Entries taken from a collection:
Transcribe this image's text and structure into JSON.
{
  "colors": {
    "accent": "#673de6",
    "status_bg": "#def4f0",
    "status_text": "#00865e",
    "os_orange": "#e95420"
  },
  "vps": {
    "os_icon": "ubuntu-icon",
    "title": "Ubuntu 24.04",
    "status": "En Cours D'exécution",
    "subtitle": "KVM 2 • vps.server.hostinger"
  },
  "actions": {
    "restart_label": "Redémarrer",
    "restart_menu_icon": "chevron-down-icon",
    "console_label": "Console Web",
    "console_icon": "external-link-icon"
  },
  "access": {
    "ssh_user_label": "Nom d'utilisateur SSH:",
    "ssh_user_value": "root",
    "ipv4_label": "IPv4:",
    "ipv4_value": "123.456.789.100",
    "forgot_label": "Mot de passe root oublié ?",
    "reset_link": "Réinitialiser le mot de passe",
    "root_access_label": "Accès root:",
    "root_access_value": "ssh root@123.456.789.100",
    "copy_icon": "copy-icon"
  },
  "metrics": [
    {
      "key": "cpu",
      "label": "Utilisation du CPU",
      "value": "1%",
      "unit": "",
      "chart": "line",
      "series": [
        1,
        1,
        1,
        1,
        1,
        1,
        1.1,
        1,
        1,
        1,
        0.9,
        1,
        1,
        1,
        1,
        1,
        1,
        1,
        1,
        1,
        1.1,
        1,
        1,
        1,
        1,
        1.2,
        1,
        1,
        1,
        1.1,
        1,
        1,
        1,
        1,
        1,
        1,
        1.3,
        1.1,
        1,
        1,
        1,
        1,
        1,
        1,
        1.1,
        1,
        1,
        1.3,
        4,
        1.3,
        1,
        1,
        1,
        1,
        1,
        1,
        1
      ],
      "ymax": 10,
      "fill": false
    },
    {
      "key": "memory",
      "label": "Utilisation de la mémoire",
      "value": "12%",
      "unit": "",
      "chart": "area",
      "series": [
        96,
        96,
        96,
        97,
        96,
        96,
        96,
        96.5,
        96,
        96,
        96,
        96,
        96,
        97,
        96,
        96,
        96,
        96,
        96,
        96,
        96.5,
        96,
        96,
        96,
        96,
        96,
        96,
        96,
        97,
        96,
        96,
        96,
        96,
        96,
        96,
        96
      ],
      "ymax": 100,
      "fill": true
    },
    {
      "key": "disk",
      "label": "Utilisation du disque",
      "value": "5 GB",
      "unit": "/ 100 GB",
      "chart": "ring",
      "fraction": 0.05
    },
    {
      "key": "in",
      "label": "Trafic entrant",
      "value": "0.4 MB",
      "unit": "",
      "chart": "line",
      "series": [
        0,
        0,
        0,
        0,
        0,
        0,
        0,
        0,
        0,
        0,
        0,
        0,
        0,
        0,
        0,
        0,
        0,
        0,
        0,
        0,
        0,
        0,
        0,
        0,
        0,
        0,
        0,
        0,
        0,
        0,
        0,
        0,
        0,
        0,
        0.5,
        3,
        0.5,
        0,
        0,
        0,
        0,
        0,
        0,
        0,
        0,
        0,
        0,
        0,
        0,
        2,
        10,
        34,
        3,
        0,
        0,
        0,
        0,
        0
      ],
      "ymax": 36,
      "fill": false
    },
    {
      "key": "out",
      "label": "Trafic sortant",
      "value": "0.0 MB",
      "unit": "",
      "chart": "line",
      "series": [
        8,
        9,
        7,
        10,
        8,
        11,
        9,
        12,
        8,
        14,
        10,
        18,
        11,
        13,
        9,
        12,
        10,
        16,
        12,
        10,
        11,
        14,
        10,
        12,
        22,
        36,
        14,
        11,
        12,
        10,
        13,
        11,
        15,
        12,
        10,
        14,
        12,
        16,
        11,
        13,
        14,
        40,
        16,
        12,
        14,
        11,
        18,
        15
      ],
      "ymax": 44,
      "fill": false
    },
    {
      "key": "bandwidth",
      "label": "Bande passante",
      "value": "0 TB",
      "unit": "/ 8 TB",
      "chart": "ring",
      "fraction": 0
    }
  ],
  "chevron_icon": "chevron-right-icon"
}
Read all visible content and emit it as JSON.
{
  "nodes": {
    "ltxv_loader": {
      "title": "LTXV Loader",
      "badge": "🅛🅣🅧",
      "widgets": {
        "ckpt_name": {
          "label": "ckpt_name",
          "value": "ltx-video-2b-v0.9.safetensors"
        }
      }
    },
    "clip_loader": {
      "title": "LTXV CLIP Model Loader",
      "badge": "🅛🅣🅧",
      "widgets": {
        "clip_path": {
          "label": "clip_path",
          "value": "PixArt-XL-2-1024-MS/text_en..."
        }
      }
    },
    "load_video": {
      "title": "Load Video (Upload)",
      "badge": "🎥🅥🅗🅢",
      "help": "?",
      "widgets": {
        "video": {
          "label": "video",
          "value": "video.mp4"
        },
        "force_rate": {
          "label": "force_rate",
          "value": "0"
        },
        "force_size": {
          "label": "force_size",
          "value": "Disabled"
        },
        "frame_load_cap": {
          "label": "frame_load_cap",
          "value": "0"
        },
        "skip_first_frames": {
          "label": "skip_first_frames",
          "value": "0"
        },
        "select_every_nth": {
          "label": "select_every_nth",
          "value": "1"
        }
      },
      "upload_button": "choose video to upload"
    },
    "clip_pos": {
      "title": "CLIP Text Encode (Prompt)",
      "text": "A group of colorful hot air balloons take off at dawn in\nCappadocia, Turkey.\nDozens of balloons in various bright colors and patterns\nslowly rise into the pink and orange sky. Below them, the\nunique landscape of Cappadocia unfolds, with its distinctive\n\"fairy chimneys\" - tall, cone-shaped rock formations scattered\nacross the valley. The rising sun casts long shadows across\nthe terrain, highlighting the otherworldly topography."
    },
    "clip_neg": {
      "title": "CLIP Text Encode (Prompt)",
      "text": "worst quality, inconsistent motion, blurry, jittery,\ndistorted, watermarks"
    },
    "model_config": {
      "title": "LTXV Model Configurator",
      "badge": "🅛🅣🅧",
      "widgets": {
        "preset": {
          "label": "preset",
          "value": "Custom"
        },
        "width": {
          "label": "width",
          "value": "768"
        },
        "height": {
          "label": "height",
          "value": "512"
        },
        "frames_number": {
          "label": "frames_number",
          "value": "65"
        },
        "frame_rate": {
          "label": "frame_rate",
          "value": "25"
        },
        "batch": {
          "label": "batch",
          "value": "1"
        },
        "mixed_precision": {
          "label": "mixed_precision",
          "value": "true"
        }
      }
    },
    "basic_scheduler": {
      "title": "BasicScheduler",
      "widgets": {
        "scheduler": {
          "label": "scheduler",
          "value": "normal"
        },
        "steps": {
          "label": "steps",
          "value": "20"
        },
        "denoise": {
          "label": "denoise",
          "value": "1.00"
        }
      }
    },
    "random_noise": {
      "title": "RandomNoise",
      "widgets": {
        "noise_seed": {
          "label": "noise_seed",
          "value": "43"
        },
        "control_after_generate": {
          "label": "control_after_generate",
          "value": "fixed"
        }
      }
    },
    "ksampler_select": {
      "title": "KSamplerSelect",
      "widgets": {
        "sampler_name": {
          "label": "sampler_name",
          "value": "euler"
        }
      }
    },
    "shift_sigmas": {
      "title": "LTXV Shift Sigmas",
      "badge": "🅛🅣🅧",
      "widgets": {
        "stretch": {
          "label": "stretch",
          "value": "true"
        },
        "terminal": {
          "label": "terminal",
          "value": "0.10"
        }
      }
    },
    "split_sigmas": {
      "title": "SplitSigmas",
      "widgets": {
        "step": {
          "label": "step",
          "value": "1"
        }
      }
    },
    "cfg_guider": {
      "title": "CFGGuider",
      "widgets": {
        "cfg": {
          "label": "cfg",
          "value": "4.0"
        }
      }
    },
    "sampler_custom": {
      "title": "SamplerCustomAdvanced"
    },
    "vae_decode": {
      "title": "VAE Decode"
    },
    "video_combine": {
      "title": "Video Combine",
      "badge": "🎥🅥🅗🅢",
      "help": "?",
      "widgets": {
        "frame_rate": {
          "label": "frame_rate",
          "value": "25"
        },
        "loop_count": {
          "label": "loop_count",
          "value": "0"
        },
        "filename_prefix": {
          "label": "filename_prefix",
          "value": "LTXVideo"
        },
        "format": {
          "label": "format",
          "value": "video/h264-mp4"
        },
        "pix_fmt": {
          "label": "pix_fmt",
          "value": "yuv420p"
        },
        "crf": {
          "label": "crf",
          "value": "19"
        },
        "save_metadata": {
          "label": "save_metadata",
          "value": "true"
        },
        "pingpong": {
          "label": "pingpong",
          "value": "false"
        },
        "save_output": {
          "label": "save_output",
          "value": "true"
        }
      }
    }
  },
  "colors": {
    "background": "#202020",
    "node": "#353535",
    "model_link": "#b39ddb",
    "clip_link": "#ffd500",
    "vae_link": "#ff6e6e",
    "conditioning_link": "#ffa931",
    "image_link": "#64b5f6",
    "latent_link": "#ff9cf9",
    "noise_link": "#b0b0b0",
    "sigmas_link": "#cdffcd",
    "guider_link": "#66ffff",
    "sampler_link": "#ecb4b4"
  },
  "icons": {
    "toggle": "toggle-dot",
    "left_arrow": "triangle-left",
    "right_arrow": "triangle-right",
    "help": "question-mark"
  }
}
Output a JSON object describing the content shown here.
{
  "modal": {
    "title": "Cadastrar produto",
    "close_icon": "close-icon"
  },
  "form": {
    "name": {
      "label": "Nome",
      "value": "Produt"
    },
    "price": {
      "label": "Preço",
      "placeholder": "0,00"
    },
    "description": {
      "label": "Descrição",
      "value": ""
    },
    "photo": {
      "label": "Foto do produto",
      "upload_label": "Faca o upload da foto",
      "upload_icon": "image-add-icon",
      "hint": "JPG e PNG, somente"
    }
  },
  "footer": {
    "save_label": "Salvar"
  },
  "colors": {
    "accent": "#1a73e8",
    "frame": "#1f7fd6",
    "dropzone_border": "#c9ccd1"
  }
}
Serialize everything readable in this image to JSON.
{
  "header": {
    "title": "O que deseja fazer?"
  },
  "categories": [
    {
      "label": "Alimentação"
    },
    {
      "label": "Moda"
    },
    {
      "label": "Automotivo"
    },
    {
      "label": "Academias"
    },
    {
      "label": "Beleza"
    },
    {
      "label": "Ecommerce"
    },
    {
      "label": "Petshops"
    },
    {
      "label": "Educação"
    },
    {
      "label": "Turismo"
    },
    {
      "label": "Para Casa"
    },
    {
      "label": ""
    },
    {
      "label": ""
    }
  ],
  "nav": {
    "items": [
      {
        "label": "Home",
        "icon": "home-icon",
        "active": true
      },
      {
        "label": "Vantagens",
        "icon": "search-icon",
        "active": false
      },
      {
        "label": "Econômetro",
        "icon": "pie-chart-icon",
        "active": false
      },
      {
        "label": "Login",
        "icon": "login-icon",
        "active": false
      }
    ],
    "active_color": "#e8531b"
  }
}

## EXERCISE TASK
Show every line where the string "passe" appears.

## COMPLETED TASK
    "forgot_label": "Mot de passe root oublié ?",
    "reset_link": "Réinitialiser le mot de passe",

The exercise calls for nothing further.